**Task**
Transcribe the listing below exactly, leaving out each image.

•••

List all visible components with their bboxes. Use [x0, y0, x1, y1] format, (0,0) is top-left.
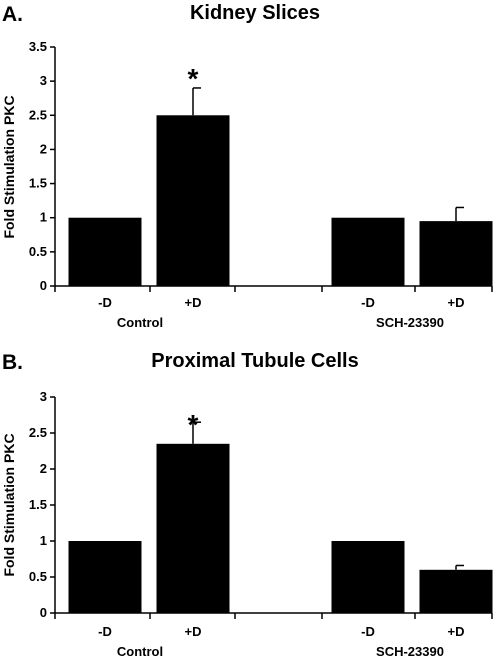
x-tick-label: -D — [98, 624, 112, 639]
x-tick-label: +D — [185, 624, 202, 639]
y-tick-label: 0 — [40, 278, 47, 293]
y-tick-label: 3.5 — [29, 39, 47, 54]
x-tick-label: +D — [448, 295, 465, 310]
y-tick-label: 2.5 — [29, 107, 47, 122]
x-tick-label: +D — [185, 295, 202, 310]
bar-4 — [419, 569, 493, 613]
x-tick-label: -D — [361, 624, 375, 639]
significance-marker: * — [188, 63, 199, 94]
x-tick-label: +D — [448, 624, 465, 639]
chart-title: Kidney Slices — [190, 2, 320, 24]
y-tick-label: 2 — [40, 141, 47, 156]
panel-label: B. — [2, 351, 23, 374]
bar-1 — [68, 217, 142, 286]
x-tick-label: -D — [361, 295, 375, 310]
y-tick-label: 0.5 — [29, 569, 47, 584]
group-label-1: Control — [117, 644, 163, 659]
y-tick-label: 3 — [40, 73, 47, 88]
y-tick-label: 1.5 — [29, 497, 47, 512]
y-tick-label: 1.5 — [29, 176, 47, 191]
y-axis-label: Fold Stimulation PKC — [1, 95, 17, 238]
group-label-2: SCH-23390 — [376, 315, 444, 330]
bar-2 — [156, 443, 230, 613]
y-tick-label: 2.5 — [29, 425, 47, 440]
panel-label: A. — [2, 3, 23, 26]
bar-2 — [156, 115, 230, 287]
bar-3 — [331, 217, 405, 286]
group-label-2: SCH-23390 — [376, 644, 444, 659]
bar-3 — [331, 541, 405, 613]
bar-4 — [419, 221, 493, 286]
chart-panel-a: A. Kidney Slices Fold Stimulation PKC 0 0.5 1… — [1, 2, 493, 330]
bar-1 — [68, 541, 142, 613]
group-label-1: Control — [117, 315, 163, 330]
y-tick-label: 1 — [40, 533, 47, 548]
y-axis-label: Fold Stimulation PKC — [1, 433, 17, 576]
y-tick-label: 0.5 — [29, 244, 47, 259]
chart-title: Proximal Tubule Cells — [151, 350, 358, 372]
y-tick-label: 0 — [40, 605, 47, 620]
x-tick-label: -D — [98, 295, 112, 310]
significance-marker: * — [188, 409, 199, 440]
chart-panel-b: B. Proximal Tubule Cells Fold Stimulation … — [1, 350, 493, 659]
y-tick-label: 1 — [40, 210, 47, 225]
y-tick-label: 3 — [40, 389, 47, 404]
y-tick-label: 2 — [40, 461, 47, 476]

•••

**Response for this exercise**
List all visible components with their bboxes. Use [x0, y0, x1, y1] format, (0,0) is top-left.
x-tick-label: -D — [98, 624, 112, 639]
x-tick-label: +D — [185, 624, 202, 639]
y-tick-label: 0 — [40, 278, 47, 293]
y-tick-label: 3.5 — [29, 39, 47, 54]
x-tick-label: +D — [448, 295, 465, 310]
y-tick-label: 2.5 — [29, 107, 47, 122]
x-tick-label: +D — [185, 295, 202, 310]
bar-4 — [419, 569, 493, 613]
x-tick-label: -D — [361, 624, 375, 639]
significance-marker: * — [188, 63, 199, 94]
x-tick-label: +D — [448, 624, 465, 639]
chart-title: Kidney Slices — [190, 2, 320, 24]
y-tick-label: 2 — [40, 141, 47, 156]
panel-label: B. — [2, 351, 23, 374]
bar-1 — [68, 217, 142, 286]
x-tick-label: -D — [361, 295, 375, 310]
y-tick-label: 0.5 — [29, 569, 47, 584]
group-label-1: Control — [117, 644, 163, 659]
y-tick-label: 3 — [40, 73, 47, 88]
y-tick-label: 1.5 — [29, 497, 47, 512]
y-tick-label: 1.5 — [29, 176, 47, 191]
y-axis-label: Fold Stimulation PKC — [1, 95, 17, 238]
group-label-2: SCH-23390 — [376, 315, 444, 330]
bar-2 — [156, 443, 230, 613]
y-tick-label: 2.5 — [29, 425, 47, 440]
panel-label: A. — [2, 3, 23, 26]
bar-2 — [156, 115, 230, 287]
bar-3 — [331, 217, 405, 286]
group-label-2: SCH-23390 — [376, 644, 444, 659]
bar-3 — [331, 541, 405, 613]
bar-4 — [419, 221, 493, 286]
chart-panel-a: A. Kidney Slices Fold Stimulation PKC 0 0.5 1… — [1, 2, 493, 330]
bar-1 — [68, 541, 142, 613]
group-label-1: Control — [117, 315, 163, 330]
y-tick-label: 1 — [40, 533, 47, 548]
y-axis-label: Fold Stimulation PKC — [1, 433, 17, 576]
y-tick-label: 0.5 — [29, 244, 47, 259]
chart-title: Proximal Tubule Cells — [151, 350, 358, 372]
y-tick-label: 0 — [40, 605, 47, 620]
x-tick-label: -D — [98, 295, 112, 310]
significance-marker: * — [188, 409, 199, 440]
chart-panel-b: B. Proximal Tubule Cells Fold Stimulation … — [1, 350, 493, 659]
y-tick-label: 1 — [40, 210, 47, 225]
y-tick-label: 3 — [40, 389, 47, 404]
y-tick-label: 2 — [40, 461, 47, 476]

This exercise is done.